[Recorded data]
·····

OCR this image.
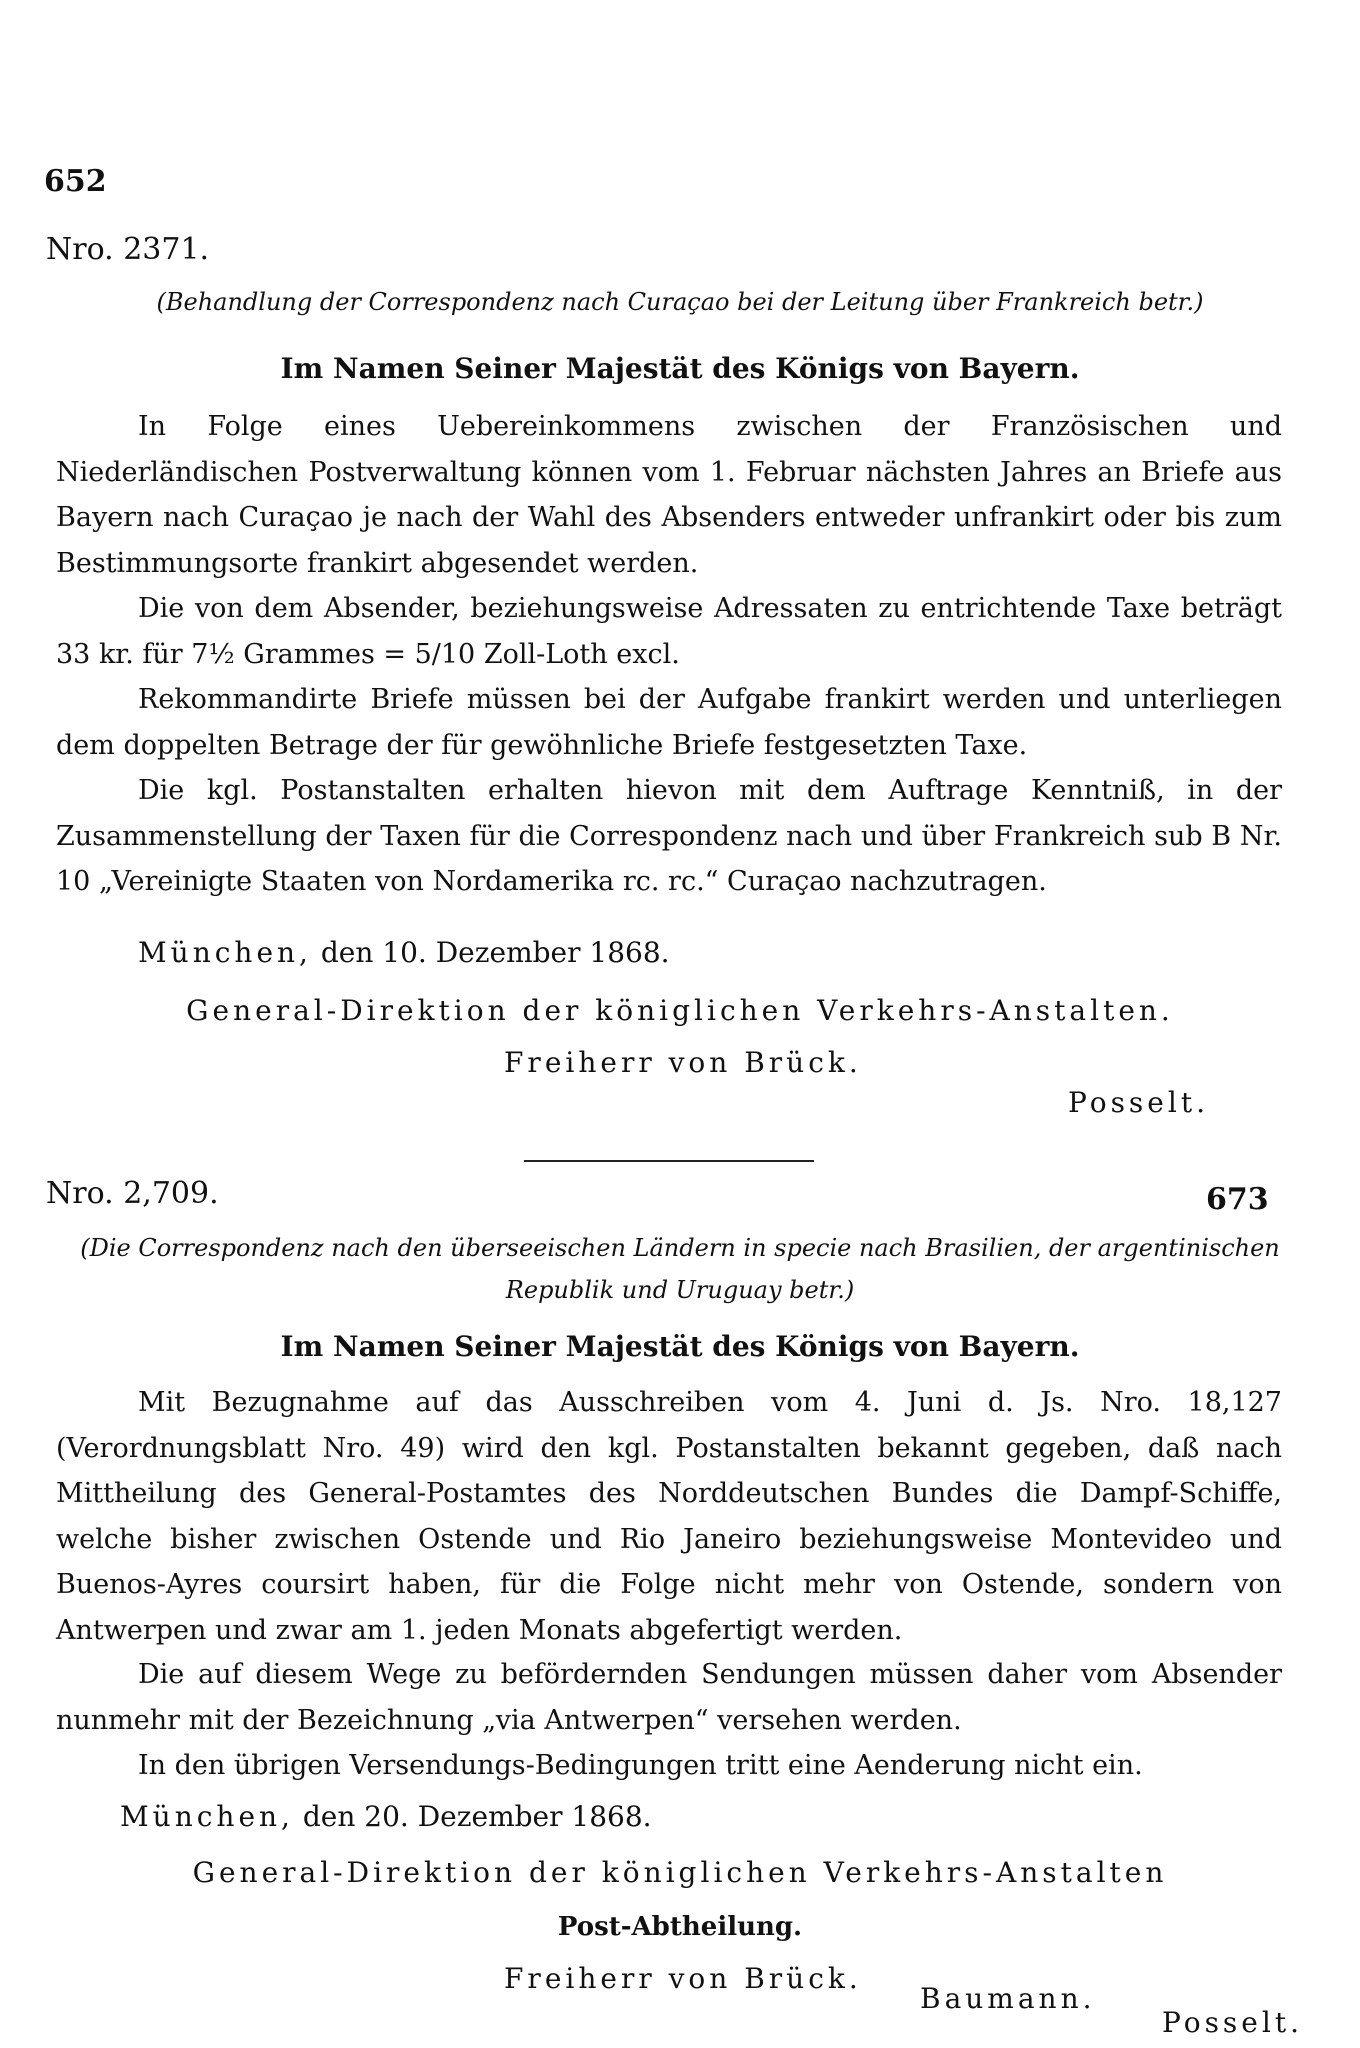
652
Nro. 2371.
(Behandlung der Correspondenz nach Curaçao bei der Leitung über Frankreich betr.)
Im Namen Seiner Majestät des Königs von Bayern.

In Folge eines Uebereinkommens zwischen der Französischen und Niederländischen Postverwaltung können vom 1. Februar nächsten Jahres an Briefe aus Bayern nach Curaçao je nach der Wahl des Absenders entweder unfrankirt oder bis zum Bestimmungsorte frankirt abgesendet werden.

Die von dem Absender, beziehungsweise Adressaten zu entrichtende Taxe beträgt 33 kr. für 7½ Grammes = 5/10 Zoll-Loth excl.

Rekommandirte Briefe müssen bei der Aufgabe frankirt werden und unterliegen dem doppelten Betrage der für gewöhnliche Briefe festgesetzten Taxe.

Die kgl. Postanstalten erhalten hievon mit dem Auftrage Kenntniß, in der Zusammenstellung der Taxen für die Correspondenz nach und über Frankreich sub B Nr. 10 „Vereinigte Staaten von Nordamerika rc. rc.“ Curaçao nachzutragen.

München, den 10. Dezember 1868.
General-Direktion der königlichen Verkehrs-Anstalten.
Freiherr von Brück.
Posselt.
Nro. 2,709.	673
(Die Correspondenz nach den überseeischen Ländern in specie nach Brasilien, der argentinischen
Republik und Uruguay betr.)
Im Namen Seiner Majestät des Königs von Bayern.

Mit Bezugnahme auf das Ausschreiben vom 4. Juni d. Js. Nro. 18,127 (Verordnungsblatt Nro. 49) wird den kgl. Postanstalten bekannt gegeben, daß nach Mittheilung des General-Postamtes des Norddeutschen Bundes die Dampf-Schiffe, welche bisher zwischen Ostende und Rio Janeiro beziehungsweise Montevideo und Buenos-Ayres coursirt haben, für die Folge nicht mehr von Ostende, sondern von Antwerpen und zwar am 1. jeden Monats abgefertigt werden.

Die auf diesem Wege zu befördernden Sendungen müssen daher vom Absender nunmehr mit der Bezeichnung „via Antwerpen“ versehen werden.

In den übrigen Versendungs-Bedingungen tritt eine Aenderung nicht ein.

München, den 20. Dezember 1868.
General-Direktion der königlichen Verkehrs-Anstalten
Post-Abtheilung.
Freiherr von Brück.
Baumann.
Posselt.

·····

Write the listing out a second time exactly, dropping all images.

OCR this image.
652
Nro. 2371.
(Behandlung der Correspondenz nach Curaçao bei der Leitung über Frankreich betr.)
Im Namen Seiner Majestät des Königs von Bayern.

In Folge eines Uebereinkommens zwischen der Französischen und Niederländischen Postverwaltung können vom 1. Februar nächsten Jahres an Briefe aus Bayern nach Curaçao je nach der Wahl des Absenders entweder unfrankirt oder bis zum Bestimmungsorte frankirt abgesendet werden.

Die von dem Absender, beziehungsweise Adressaten zu entrichtende Taxe beträgt 33 kr. für 7½ Grammes = 5/10 Zoll-Loth excl.

Rekommandirte Briefe müssen bei der Aufgabe frankirt werden und unterliegen dem doppelten Betrage der für gewöhnliche Briefe festgesetzten Taxe.

Die kgl. Postanstalten erhalten hievon mit dem Auftrage Kenntniß, in der Zusammenstellung der Taxen für die Correspondenz nach und über Frankreich sub B Nr. 10 „Vereinigte Staaten von Nordamerika rc. rc.“ Curaçao nachzutragen.

München, den 10. Dezember 1868.
General-Direktion der königlichen Verkehrs-Anstalten.
Freiherr von Brück.
Posselt.
Nro. 2,709.	673
(Die Correspondenz nach den überseeischen Ländern in specie nach Brasilien, der argentinischen
Republik und Uruguay betr.)
Im Namen Seiner Majestät des Königs von Bayern.

Mit Bezugnahme auf das Ausschreiben vom 4. Juni d. Js. Nro. 18,127 (Verordnungsblatt Nro. 49) wird den kgl. Postanstalten bekannt gegeben, daß nach Mittheilung des General-Postamtes des Norddeutschen Bundes die Dampf-Schiffe, welche bisher zwischen Ostende und Rio Janeiro beziehungsweise Montevideo und Buenos-Ayres coursirt haben, für die Folge nicht mehr von Ostende, sondern von Antwerpen und zwar am 1. jeden Monats abgefertigt werden.

Die auf diesem Wege zu befördernden Sendungen müssen daher vom Absender nunmehr mit der Bezeichnung „via Antwerpen“ versehen werden.

In den übrigen Versendungs-Bedingungen tritt eine Aenderung nicht ein.

München, den 20. Dezember 1868.
General-Direktion der königlichen Verkehrs-Anstalten
Post-Abtheilung.
Freiherr von Brück.
Baumann.
Posselt.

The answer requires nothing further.